• [Exercise description]: In the records that follow, locate every line with "document" and extract it.

┄┄┄┄┄┄┄┄┄┄┄┄┄┄┄┄┄┄┄┄

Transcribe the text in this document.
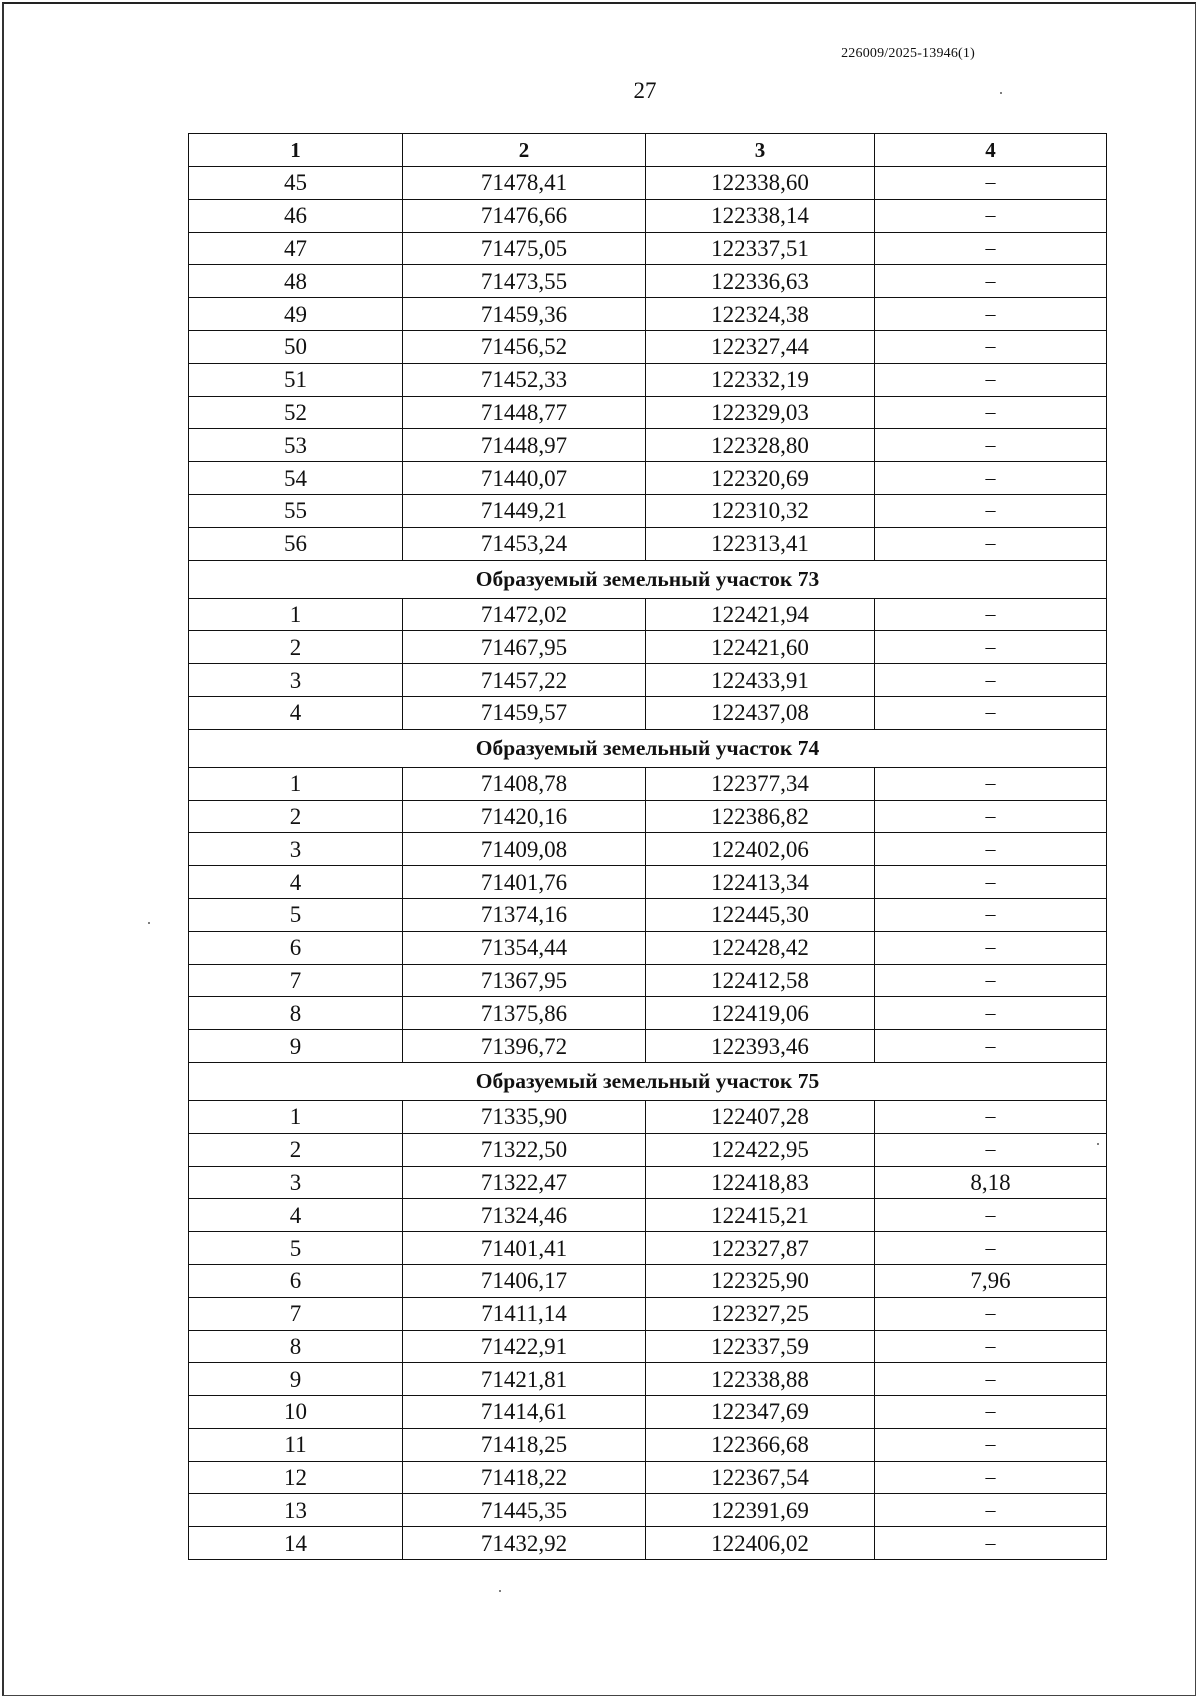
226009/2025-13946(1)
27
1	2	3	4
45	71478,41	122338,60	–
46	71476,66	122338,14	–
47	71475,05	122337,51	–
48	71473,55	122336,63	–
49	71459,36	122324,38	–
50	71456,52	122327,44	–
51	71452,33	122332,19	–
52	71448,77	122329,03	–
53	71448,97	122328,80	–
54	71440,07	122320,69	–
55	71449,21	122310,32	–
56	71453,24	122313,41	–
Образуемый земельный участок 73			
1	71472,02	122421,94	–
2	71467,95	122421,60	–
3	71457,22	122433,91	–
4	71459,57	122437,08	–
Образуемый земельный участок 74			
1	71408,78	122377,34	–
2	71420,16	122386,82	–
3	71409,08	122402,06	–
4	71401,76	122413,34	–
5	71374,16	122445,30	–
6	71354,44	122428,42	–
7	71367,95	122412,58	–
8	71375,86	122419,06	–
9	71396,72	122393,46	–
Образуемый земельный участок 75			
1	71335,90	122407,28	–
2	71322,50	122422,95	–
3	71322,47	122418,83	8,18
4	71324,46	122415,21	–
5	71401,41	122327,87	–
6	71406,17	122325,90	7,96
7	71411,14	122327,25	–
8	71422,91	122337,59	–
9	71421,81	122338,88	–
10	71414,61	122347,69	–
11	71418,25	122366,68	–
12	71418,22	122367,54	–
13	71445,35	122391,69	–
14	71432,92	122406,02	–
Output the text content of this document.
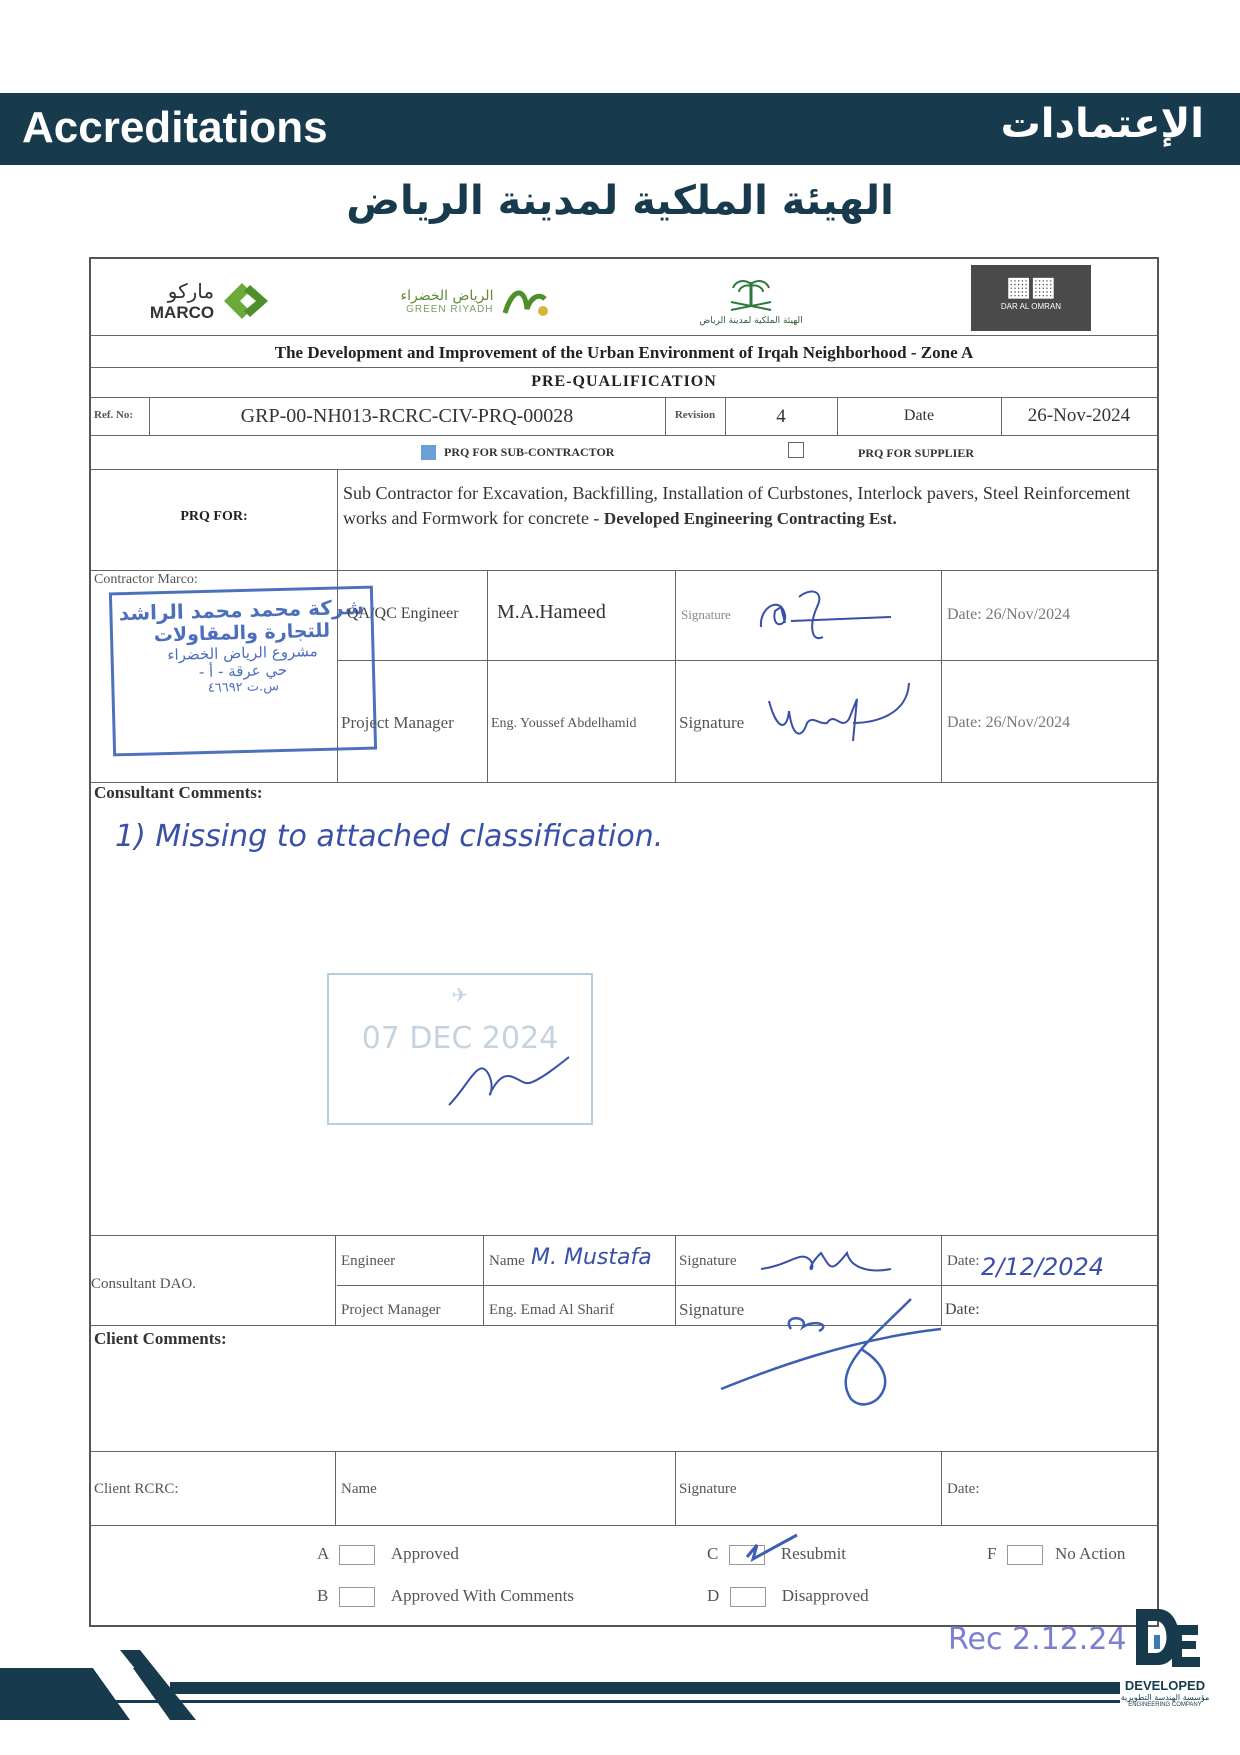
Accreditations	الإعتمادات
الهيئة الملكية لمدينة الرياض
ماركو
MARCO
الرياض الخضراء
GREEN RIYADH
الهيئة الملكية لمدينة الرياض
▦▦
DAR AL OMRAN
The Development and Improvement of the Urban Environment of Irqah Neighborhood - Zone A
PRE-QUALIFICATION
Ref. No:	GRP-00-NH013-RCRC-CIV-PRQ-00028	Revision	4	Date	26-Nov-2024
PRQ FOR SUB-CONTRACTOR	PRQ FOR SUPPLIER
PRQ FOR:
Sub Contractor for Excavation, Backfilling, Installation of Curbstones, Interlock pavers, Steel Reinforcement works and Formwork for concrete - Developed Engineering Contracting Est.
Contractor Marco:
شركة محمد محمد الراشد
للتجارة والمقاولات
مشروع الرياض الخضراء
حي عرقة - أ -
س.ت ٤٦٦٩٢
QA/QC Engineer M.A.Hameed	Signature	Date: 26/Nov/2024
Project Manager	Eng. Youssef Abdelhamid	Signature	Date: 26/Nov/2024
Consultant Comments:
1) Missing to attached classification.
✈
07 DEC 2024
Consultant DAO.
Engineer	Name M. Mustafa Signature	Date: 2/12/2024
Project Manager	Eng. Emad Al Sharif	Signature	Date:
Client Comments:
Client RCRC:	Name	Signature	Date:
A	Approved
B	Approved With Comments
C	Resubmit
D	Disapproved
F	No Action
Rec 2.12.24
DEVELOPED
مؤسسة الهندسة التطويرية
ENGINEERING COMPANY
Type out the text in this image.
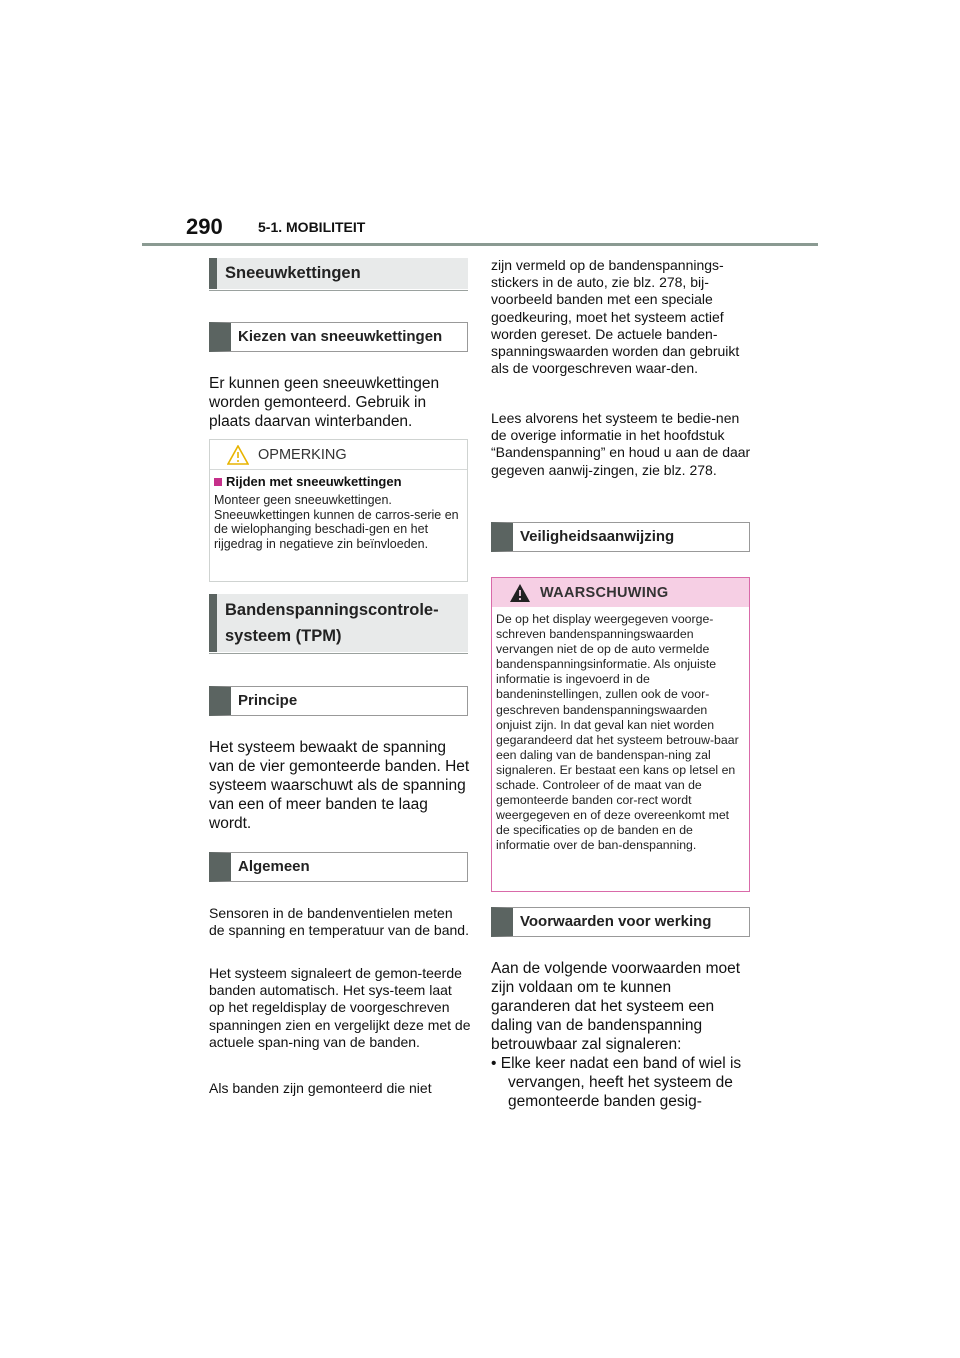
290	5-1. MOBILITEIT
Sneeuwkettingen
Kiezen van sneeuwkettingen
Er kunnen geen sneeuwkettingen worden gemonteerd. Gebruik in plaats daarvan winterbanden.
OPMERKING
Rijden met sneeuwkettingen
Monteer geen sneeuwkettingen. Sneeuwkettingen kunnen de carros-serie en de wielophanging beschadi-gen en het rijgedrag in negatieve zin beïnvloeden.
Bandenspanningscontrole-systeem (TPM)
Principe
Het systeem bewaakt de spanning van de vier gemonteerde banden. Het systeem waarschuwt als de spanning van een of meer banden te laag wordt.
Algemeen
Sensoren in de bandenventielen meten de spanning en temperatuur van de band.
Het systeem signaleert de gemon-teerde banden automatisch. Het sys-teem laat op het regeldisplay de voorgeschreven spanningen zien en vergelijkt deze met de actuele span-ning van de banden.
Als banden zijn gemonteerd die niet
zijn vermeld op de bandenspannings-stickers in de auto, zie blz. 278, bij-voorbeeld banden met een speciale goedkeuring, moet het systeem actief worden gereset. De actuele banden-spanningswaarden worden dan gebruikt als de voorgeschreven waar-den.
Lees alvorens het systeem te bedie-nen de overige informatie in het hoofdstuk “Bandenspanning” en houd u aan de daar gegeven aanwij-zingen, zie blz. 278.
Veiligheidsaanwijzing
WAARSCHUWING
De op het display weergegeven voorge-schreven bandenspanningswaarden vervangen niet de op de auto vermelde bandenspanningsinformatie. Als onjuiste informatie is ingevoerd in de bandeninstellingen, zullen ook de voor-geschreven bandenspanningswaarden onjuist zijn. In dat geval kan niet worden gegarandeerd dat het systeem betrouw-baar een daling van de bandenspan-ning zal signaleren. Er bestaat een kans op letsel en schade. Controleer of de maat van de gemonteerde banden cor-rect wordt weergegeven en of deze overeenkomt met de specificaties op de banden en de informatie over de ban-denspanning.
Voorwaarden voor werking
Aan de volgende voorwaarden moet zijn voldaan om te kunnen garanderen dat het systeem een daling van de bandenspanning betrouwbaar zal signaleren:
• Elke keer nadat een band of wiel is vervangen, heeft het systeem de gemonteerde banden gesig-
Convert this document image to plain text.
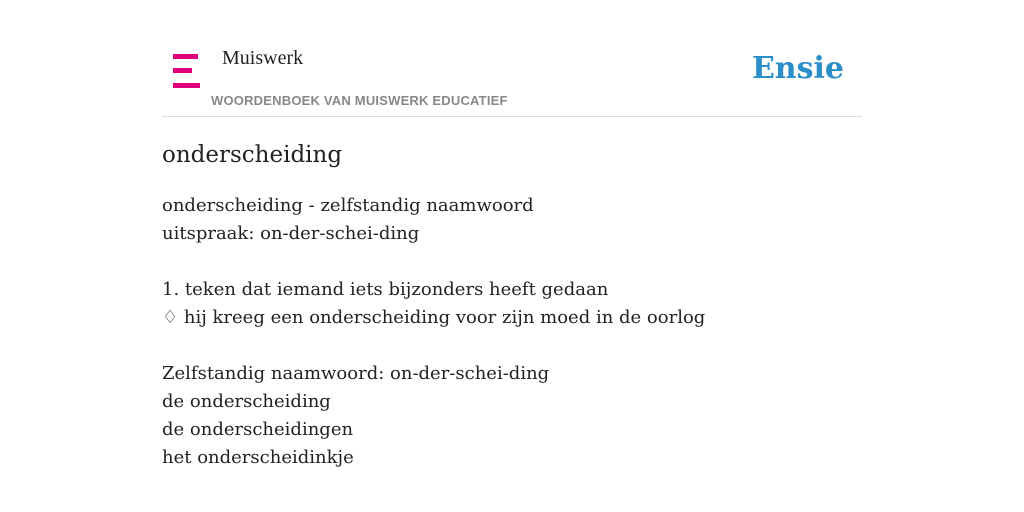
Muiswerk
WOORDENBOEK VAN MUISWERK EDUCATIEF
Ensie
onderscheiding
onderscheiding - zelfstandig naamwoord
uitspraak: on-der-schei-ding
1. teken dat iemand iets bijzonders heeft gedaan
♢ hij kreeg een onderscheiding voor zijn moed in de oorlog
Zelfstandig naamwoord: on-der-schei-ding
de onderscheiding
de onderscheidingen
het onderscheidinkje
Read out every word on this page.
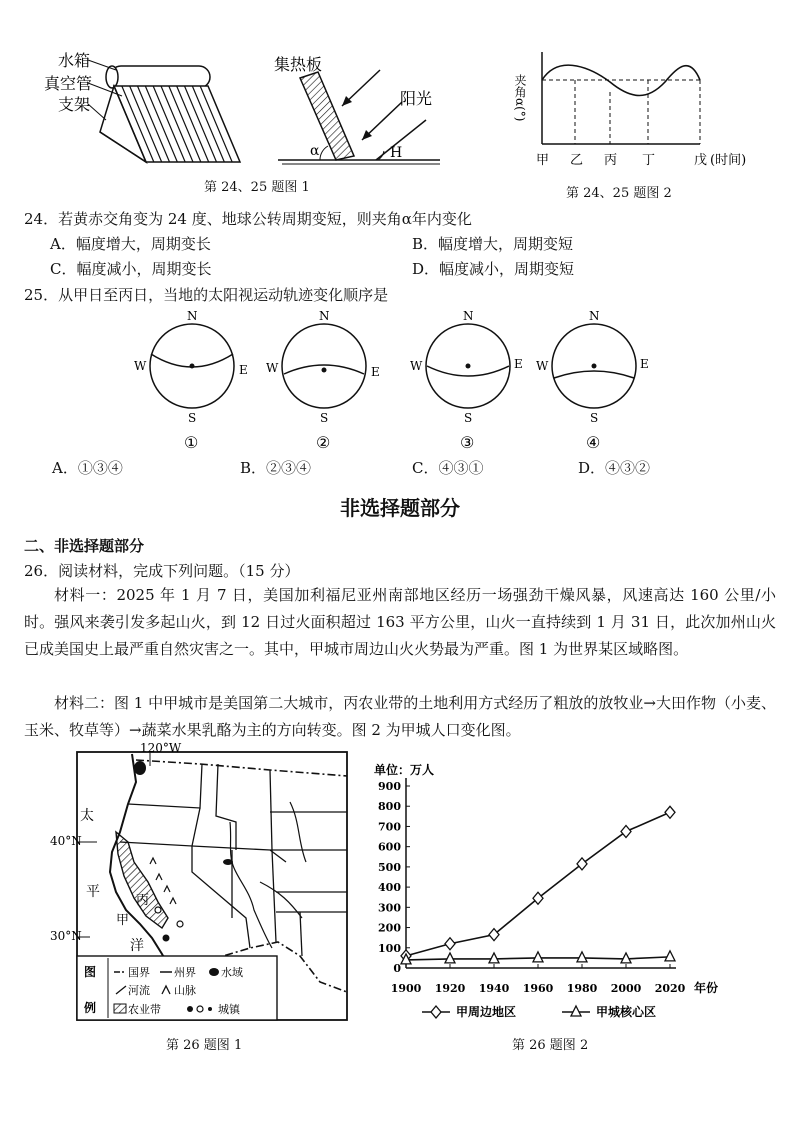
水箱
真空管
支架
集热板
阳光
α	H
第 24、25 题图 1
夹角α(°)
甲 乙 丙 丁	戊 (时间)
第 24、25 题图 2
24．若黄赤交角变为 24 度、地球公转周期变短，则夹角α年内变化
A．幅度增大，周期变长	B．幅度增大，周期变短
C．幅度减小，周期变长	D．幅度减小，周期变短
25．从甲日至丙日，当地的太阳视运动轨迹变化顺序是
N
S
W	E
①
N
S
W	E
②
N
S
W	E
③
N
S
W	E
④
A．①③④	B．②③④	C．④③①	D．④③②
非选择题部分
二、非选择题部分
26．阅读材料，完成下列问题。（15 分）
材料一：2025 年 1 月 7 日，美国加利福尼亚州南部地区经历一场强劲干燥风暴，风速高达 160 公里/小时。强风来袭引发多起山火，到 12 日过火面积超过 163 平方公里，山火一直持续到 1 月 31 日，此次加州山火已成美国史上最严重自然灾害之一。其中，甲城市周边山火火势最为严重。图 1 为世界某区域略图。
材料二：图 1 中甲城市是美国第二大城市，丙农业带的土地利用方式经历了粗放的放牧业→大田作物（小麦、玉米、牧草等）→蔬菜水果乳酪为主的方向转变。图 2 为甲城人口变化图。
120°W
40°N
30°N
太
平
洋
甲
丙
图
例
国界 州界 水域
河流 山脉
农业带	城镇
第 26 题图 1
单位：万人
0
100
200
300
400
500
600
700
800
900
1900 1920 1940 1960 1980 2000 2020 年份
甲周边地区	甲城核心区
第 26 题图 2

┄┄┄┄┄┄┄┄┄┄┄┄┄┄┄┄┄┄┄┄

• [Response to this exercise]:
Transcribe the text in this document.
Output the text content of this document.
Convert this document image to plain text.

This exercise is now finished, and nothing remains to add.